◆ Task instructions
Among the entries below, find the lines with "Common" and copy them.

[Data tied to figure images]
━━━━━━━━━━━━━━━━━━━━━━━━━━━━━━

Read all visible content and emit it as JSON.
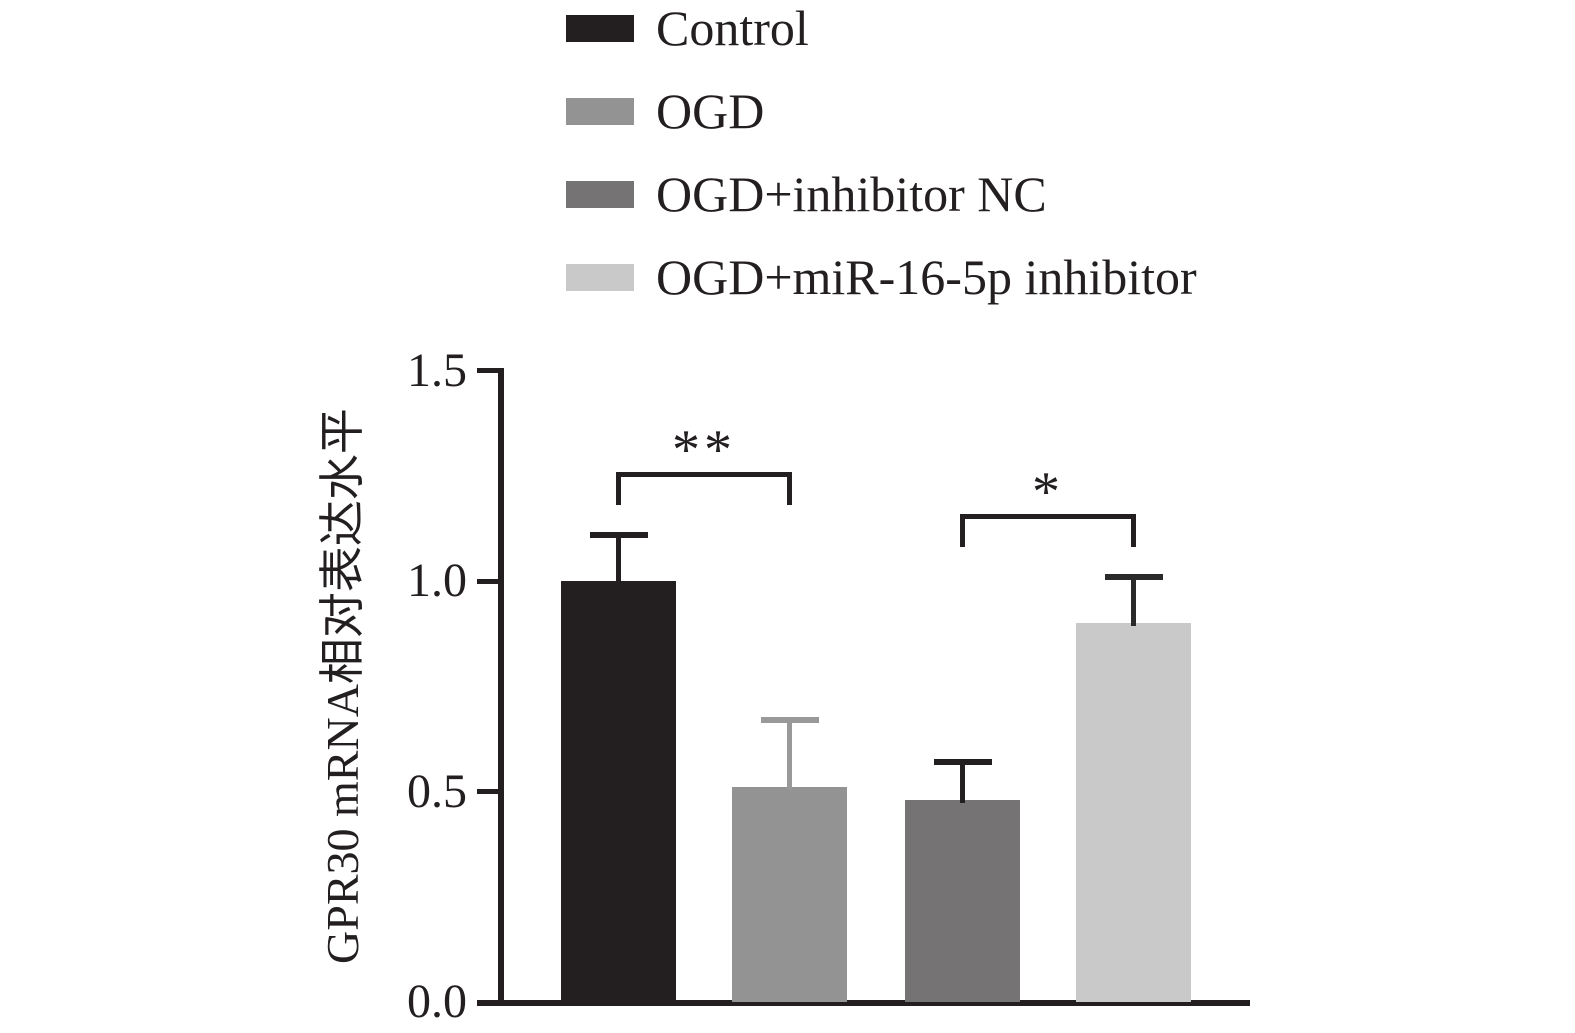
{
  "figure": {
    "background": "#ffffff",
    "text_color": "#231f20",
    "axis_color": "#231f20"
  },
  "legend": {
    "position": "top",
    "items": [
      {
        "label": "Control",
        "color": "#231f20"
      },
      {
        "label": "OGD",
        "color": "#949394"
      },
      {
        "label": "OGD+inhibitor NC",
        "color": "#757374"
      },
      {
        "label": "OGD+miR-16-5p inhibitor",
        "color": "#c9c9c9"
      }
    ]
  },
  "chart_data": {
    "type": "bar",
    "title": "",
    "xlabel": "",
    "ylabel": "GPR30 mRNA相对表达水平",
    "ylim": [
      0,
      1.5
    ],
    "yticks": [
      0.0,
      0.5,
      1.0,
      1.5
    ],
    "ytick_labels": [
      "0.0",
      "0.5",
      "1.0",
      "1.5"
    ],
    "grid": false,
    "legend_position": "top",
    "categories": [
      "Control",
      "OGD",
      "OGD+inhibitor NC",
      "OGD+miR-16-5p inhibitor"
    ],
    "values": [
      1.0,
      0.51,
      0.48,
      0.9
    ],
    "errors": [
      0.11,
      0.16,
      0.09,
      0.11
    ],
    "bar_colors": [
      "#231f20",
      "#949394",
      "#757374",
      "#c9c9c9"
    ],
    "error_colors": [
      "#231f20",
      "#9a999a",
      "#231f20",
      "#2a2a2a"
    ],
    "significance": [
      {
        "label": "**",
        "from": 0,
        "to": 1,
        "y": 1.26
      },
      {
        "label": "*",
        "from": 2,
        "to": 3,
        "y": 1.16
      }
    ]
  }
}
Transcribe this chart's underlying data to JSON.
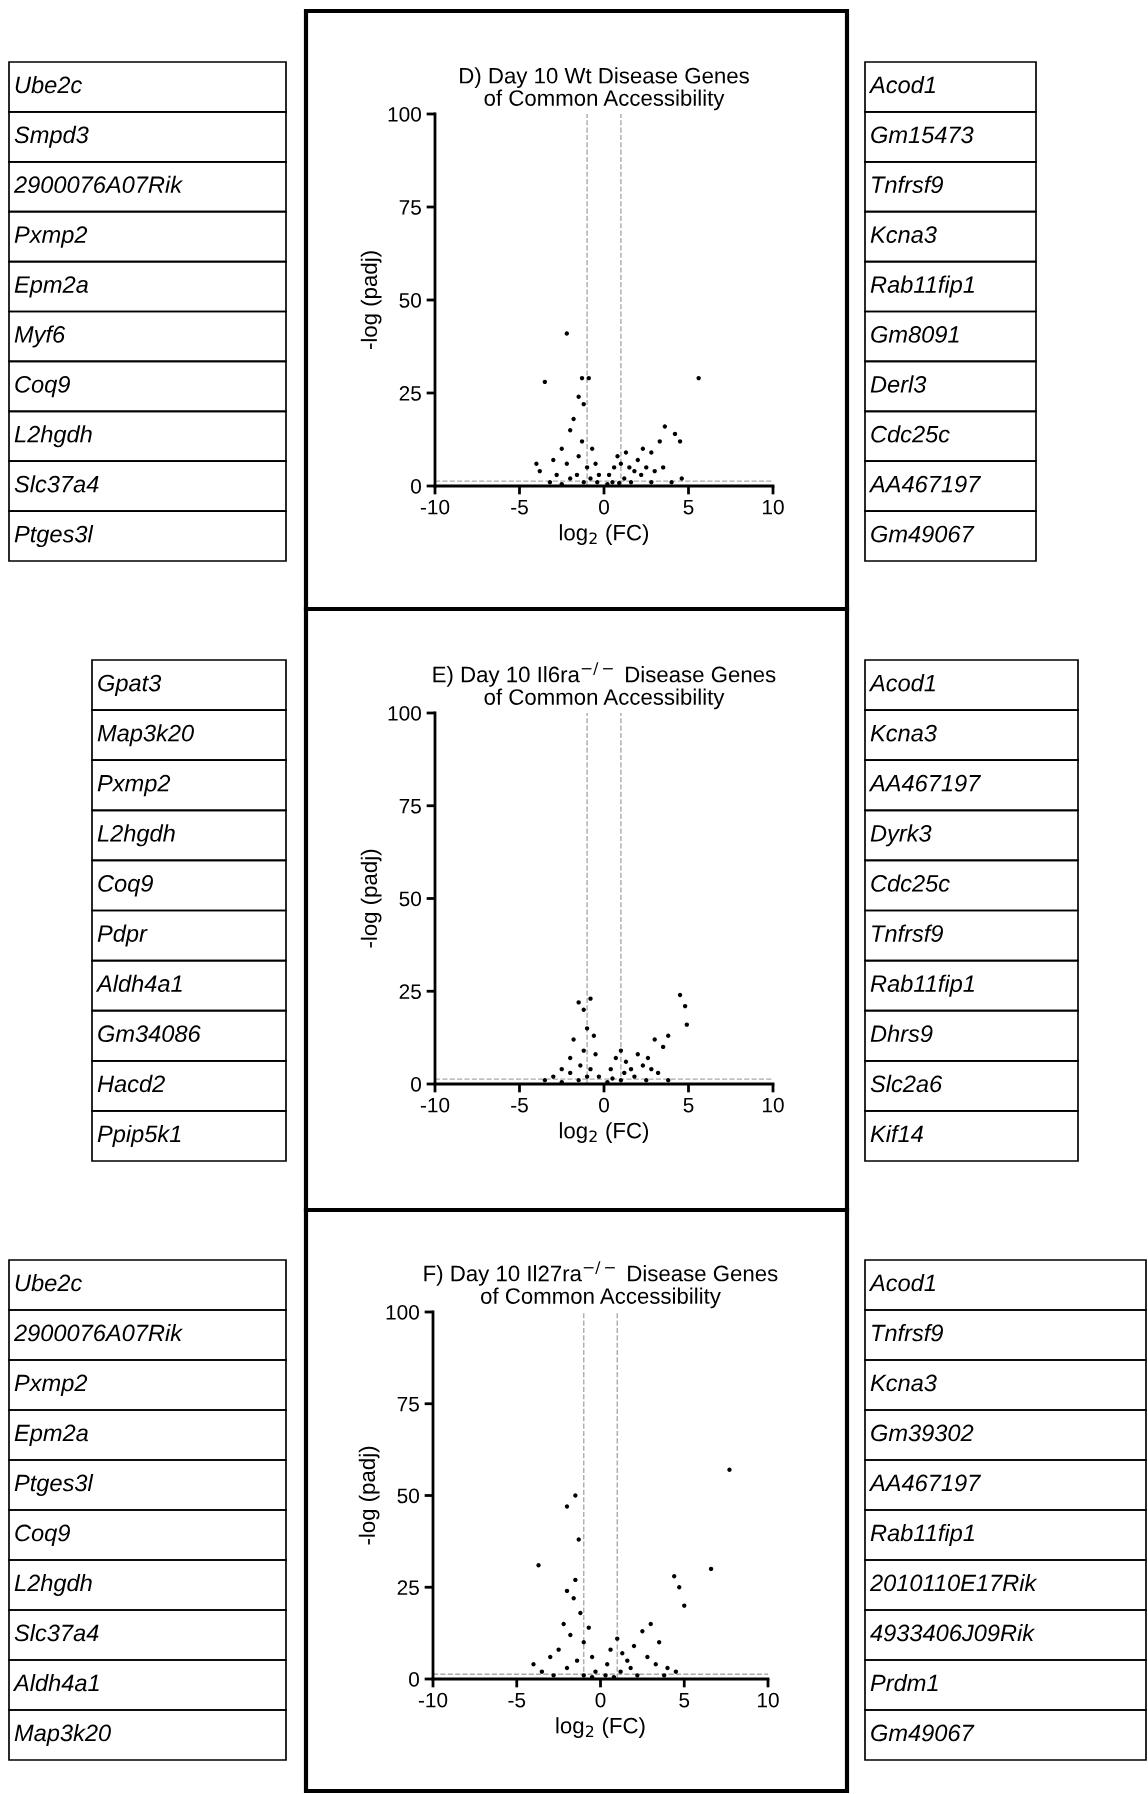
{
  "chart_data": [
    {
      "type": "scatter",
      "title": "D) Day 10 Wt Disease Genes\nof Common Accessibility",
      "xlabel": "log$_{2}$ (FC)",
      "ylabel": "-log (padj)",
      "xlim": [
        -10,
        10
      ],
      "ylim": [
        0,
        100
      ],
      "xticks": [
        -10,
        -5,
        0,
        5,
        10
      ],
      "yticks": [
        0,
        25,
        50,
        75,
        100
      ],
      "grid": false,
      "marker": "circle",
      "color": "#000000",
      "x": [
        -2.2,
        -3.5,
        -1.3,
        -0.9,
        5.6,
        4.2,
        3.6,
        3.3,
        4.5,
        2.8,
        -1.5,
        -1.2,
        -1.8,
        -2.5,
        -3,
        -4,
        -3.8,
        -2,
        -1.3,
        -0.7,
        -0.5,
        -1.5,
        -2.2,
        -2.8,
        -1,
        -0.3,
        -0.8,
        -1.6,
        -2,
        0.3,
        0.6,
        0.8,
        1,
        1.3,
        1.5,
        1.8,
        2,
        2.3,
        2.5,
        2.2,
        3,
        3.5,
        4.6,
        0.5,
        1.2,
        -0.4,
        0.2,
        -1.2,
        1.6,
        2.8,
        -3.2,
        -2.5,
        4,
        0.9
      ],
      "values": [
        41,
        28,
        29,
        29,
        29,
        14,
        16,
        12,
        12,
        9,
        24,
        22,
        18,
        10,
        7,
        6,
        4,
        15,
        12,
        10,
        6,
        8,
        6,
        3,
        5,
        3,
        2,
        3,
        2,
        3,
        5,
        8,
        6,
        9,
        5,
        4,
        7,
        10,
        5,
        3,
        4,
        5,
        2,
        1,
        2,
        1,
        0.5,
        1,
        1,
        1,
        1,
        0.5,
        1,
        0.8
      ],
      "ref_lines": [
        {
          "axis": "x",
          "value": -1,
          "color": "#aaaaaa",
          "line_style": "dashed"
        },
        {
          "axis": "x",
          "value": 1,
          "color": "#aaaaaa",
          "line_style": "dashed"
        },
        {
          "axis": "y",
          "value": 1.3,
          "color": "#aaaaaa",
          "line_style": "dashed"
        }
      ],
      "annotations": [
        "Ube2c",
        "Smpd3",
        "2900076A07Rik",
        "Pxmp2",
        "Epm2a",
        "Myf6",
        "Coq9",
        "L2hgdh",
        "Slc37a4",
        "Ptges3l",
        "Acod1",
        "Gm15473",
        "Tnfrsf9",
        "Kcna3",
        "Rab11fip1",
        "Gm8091",
        "Derl3",
        "Cdc25c",
        "AA467197",
        "Gm49067"
      ]
    },
    {
      "type": "scatter",
      "title": "E) Day 10 Il6ra$^{−/−}$ Disease Genes\nof Common Accessibility",
      "xlabel": "log$_{2}$ (FC)",
      "ylabel": "-log (padj)",
      "xlim": [
        -10,
        10
      ],
      "ylim": [
        0,
        100
      ],
      "xticks": [
        -10,
        -5,
        0,
        5,
        10
      ],
      "yticks": [
        0,
        25,
        50,
        75,
        100
      ],
      "grid": false,
      "marker": "circle",
      "color": "#000000",
      "x": [
        -1.5,
        -0.8,
        -1.2,
        4.5,
        4.8,
        4.9,
        3.8,
        3,
        3.5,
        -1,
        -1.8,
        -0.6,
        -1.2,
        -2,
        -2.5,
        -3,
        -0.5,
        -1.4,
        -0.8,
        -0.3,
        -2,
        0.4,
        0.7,
        1,
        1.3,
        1.6,
        2,
        2.3,
        2.6,
        2.8,
        3.2,
        1.8,
        1.2,
        0.5,
        -1.5,
        -3.5,
        -2.5,
        0.2,
        2.5,
        3.8,
        -1,
        1
      ],
      "values": [
        22,
        23,
        20,
        24,
        21,
        16,
        13,
        12,
        10,
        15,
        12,
        13,
        9,
        7,
        4,
        2,
        8,
        5,
        4,
        2,
        3,
        4,
        7,
        9,
        6,
        4,
        8,
        5,
        7,
        4,
        3,
        2,
        3,
        1.5,
        1,
        1,
        0.5,
        0.5,
        1,
        1,
        2,
        1
      ],
      "ref_lines": [
        {
          "axis": "x",
          "value": -1,
          "color": "#aaaaaa",
          "line_style": "dashed"
        },
        {
          "axis": "x",
          "value": 1,
          "color": "#aaaaaa",
          "line_style": "dashed"
        },
        {
          "axis": "y",
          "value": 1.3,
          "color": "#aaaaaa",
          "line_style": "dashed"
        }
      ],
      "annotations": [
        "Gpat3",
        "Map3k20",
        "Pxmp2",
        "L2hgdh",
        "Coq9",
        "Pdpr",
        "Aldh4a1",
        "Gm34086",
        "Hacd2",
        "Ppip5k1",
        "Acod1",
        "Kcna3",
        "AA467197",
        "Dyrk3",
        "Cdc25c",
        "Tnfrsf9",
        "Rab11fip1",
        "Dhrs9",
        "Slc2a6",
        "Kif14"
      ]
    },
    {
      "type": "scatter",
      "title": "F) Day 10 Il27ra$^{−/−}$ Disease Genes\nof Common Accessibility",
      "xlabel": "log$_{2}$ (FC)",
      "ylabel": "-log (padj)",
      "xlim": [
        -10,
        10
      ],
      "ylim": [
        0,
        100
      ],
      "xticks": [
        -10,
        -5,
        0,
        5,
        10
      ],
      "yticks": [
        0,
        25,
        50,
        75,
        100
      ],
      "grid": false,
      "marker": "circle",
      "color": "#000000",
      "x": [
        -1.5,
        -2,
        -1.3,
        -3.7,
        7.7,
        6.6,
        4.4,
        4.7,
        5,
        -1.5,
        -2,
        -1.6,
        -1.2,
        -2.2,
        -1.8,
        -0.7,
        -1,
        -2.5,
        -3,
        -4,
        -3.5,
        -0.5,
        -1.4,
        -2,
        -0.3,
        0.4,
        0.6,
        1,
        1.3,
        1.6,
        2,
        2.5,
        3,
        2.8,
        3.5,
        3.3,
        4,
        4.5,
        1.8,
        1.2,
        0.3,
        -1,
        -2.8,
        2.2,
        0.8,
        -0.5,
        3.8
      ],
      "values": [
        50,
        47,
        38,
        31,
        57,
        30,
        28,
        25,
        20,
        27,
        24,
        22,
        18,
        15,
        12,
        14,
        10,
        8,
        6,
        4,
        2,
        6,
        5,
        3,
        2,
        4,
        8,
        11,
        7,
        5,
        9,
        13,
        15,
        6,
        10,
        4,
        3,
        2,
        3,
        2,
        1,
        1,
        1,
        1,
        0.5,
        0.5,
        1
      ],
      "ref_lines": [
        {
          "axis": "x",
          "value": -1,
          "color": "#aaaaaa",
          "line_style": "dashed"
        },
        {
          "axis": "x",
          "value": 1,
          "color": "#aaaaaa",
          "line_style": "dashed"
        },
        {
          "axis": "y",
          "value": 1.3,
          "color": "#aaaaaa",
          "line_style": "dashed"
        }
      ],
      "annotations": [
        "Ube2c",
        "2900076A07Rik",
        "Pxmp2",
        "Epm2a",
        "Ptges3l",
        "Coq9",
        "L2hgdh",
        "Slc37a4",
        "Aldh4a1",
        "Map3k20",
        "Acod1",
        "Tnfrsf9",
        "Kcna3",
        "Gm39302",
        "AA467197",
        "Rab11fip1",
        "2010110E17Rik",
        "4933406J09Rik",
        "Prdm1",
        "Gm49067"
      ]
    }
  ]
}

━━━━━━━━━━━━━━━━━━━━━━━━━━━━━━

◆ Answer space
      "title": "D) Day 10 Wt Disease Genes\nof Common Accessibility",
      "title": "E) Day 10 Il6ra$^{−/−}$ Disease Genes\nof Common Accessibility",
      "title": "F) Day 10 Il27ra$^{−/−}$ Disease Genes\nof Common Accessibility",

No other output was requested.